EXCERPTED TEXT:
The Brexit Secretary was asked about reports of a “secret plan” to withhold the payment agreed in December and said the issue was “bound up into one” with talks on the UK’s future relationship.

“Secret plan – as announced by the Prime Minister,” he told reporters in a question-and-answer session after a speech in Vienna.

“We have been very plain that the withdrawal agreement follows Article 50. Article 50 says the withdrawal agreement has to take into account the future relationship. They’re bound up in one, they’re not a separate issue.”

The statement, the clearest yet that the UK does not consider the £39bn sum of liabilities a done deal, is likely to enrage Brussels – where officials were unimpressed after Mr Davis suggested the deal was not legally binding late last year.

The issue is of such concern for the EU that it has prioritised converting the phase one deal – which cover sufficient progress on the bill, citizens’ rights and the Northern Ireland issue – into a legally binding text.

EXCERPTED RECORDS:
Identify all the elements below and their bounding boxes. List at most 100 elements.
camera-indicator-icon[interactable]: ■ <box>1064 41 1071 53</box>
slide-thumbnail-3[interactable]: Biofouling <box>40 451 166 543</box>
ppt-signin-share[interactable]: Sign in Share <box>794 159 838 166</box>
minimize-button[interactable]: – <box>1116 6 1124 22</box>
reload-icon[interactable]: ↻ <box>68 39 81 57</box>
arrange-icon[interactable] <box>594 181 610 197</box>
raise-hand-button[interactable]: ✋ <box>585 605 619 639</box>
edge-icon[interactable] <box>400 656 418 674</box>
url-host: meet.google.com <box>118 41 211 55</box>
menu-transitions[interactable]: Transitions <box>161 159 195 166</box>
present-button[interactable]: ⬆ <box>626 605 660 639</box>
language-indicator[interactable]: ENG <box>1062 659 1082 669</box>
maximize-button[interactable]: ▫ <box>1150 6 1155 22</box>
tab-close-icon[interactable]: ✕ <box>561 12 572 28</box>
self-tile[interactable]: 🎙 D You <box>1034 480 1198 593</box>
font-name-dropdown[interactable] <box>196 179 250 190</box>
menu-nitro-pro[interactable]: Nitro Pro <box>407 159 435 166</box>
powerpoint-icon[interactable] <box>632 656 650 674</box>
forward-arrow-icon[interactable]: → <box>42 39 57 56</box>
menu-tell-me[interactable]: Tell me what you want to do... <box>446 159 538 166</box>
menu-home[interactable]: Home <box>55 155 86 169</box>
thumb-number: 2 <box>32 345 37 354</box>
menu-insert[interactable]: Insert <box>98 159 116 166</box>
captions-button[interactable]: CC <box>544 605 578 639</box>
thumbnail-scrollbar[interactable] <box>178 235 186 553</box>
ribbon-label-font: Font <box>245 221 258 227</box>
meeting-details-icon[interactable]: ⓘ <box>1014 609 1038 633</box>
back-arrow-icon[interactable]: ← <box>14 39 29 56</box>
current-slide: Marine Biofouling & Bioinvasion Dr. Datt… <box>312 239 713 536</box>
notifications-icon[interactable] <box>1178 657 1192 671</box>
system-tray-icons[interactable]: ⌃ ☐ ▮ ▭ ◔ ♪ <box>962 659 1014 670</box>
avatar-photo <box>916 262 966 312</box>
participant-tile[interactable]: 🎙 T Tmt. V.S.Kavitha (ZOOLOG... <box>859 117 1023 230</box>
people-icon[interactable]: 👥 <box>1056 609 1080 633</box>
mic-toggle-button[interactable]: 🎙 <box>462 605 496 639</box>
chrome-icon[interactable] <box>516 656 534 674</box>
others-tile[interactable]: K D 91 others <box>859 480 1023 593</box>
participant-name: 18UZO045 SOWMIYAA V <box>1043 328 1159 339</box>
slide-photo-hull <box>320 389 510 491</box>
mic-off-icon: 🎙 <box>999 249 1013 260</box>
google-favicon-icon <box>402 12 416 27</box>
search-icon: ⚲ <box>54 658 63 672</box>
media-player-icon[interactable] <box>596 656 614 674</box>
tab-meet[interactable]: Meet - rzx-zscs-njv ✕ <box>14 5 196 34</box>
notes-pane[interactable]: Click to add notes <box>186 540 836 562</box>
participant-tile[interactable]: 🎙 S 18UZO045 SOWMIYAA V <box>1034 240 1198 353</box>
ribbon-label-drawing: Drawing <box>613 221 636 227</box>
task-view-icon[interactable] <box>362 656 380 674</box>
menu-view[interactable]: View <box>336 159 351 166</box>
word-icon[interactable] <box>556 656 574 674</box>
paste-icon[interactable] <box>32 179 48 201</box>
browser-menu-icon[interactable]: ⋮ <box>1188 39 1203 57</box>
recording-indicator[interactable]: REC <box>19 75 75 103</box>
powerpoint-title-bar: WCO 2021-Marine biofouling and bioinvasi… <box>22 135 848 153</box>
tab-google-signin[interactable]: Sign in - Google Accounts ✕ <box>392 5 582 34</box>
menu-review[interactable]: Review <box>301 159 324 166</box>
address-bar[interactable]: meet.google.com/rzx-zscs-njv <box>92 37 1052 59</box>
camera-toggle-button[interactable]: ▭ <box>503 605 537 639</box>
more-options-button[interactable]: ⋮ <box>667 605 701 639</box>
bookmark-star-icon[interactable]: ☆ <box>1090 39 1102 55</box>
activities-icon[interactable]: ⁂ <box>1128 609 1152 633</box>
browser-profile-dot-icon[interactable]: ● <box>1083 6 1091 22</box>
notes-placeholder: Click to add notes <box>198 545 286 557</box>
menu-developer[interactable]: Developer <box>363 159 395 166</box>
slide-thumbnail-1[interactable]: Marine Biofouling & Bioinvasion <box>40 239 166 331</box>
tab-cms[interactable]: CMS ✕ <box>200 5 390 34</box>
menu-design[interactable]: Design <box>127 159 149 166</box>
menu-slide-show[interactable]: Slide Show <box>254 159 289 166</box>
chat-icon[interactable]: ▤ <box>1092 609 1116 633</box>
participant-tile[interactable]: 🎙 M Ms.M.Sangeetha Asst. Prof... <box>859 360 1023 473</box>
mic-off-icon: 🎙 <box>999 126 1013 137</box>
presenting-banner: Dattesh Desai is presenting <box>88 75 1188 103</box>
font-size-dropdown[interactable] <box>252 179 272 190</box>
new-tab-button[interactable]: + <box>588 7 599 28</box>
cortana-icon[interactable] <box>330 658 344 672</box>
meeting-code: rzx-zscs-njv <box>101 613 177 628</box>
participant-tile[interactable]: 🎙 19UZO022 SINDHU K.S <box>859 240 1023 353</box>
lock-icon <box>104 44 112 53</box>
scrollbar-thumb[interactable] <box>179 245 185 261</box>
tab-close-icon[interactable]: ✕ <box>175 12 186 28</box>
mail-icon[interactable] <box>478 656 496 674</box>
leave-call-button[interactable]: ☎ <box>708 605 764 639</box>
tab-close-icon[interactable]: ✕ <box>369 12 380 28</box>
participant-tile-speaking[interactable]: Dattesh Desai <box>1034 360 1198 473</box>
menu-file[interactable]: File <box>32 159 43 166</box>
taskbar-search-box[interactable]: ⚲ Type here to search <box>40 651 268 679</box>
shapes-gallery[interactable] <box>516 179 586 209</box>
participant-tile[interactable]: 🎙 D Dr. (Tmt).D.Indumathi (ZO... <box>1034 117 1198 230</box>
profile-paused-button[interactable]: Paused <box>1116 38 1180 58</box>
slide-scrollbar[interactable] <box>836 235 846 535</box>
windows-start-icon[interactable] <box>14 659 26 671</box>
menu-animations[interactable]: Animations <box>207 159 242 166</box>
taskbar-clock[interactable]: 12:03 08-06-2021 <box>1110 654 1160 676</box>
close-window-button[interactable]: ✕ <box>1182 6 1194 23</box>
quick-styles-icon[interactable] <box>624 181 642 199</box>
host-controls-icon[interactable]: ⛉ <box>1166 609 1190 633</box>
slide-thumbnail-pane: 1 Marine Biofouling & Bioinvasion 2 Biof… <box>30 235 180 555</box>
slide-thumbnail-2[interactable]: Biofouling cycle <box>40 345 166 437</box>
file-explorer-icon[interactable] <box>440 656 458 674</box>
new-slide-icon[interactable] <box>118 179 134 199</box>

YOUR INSTRUCTIONS: In the text about the Brexit withdrawal talks, what is the sum of liabilities that the UK does not consider a done deal?

THE SOLUTION: £39bn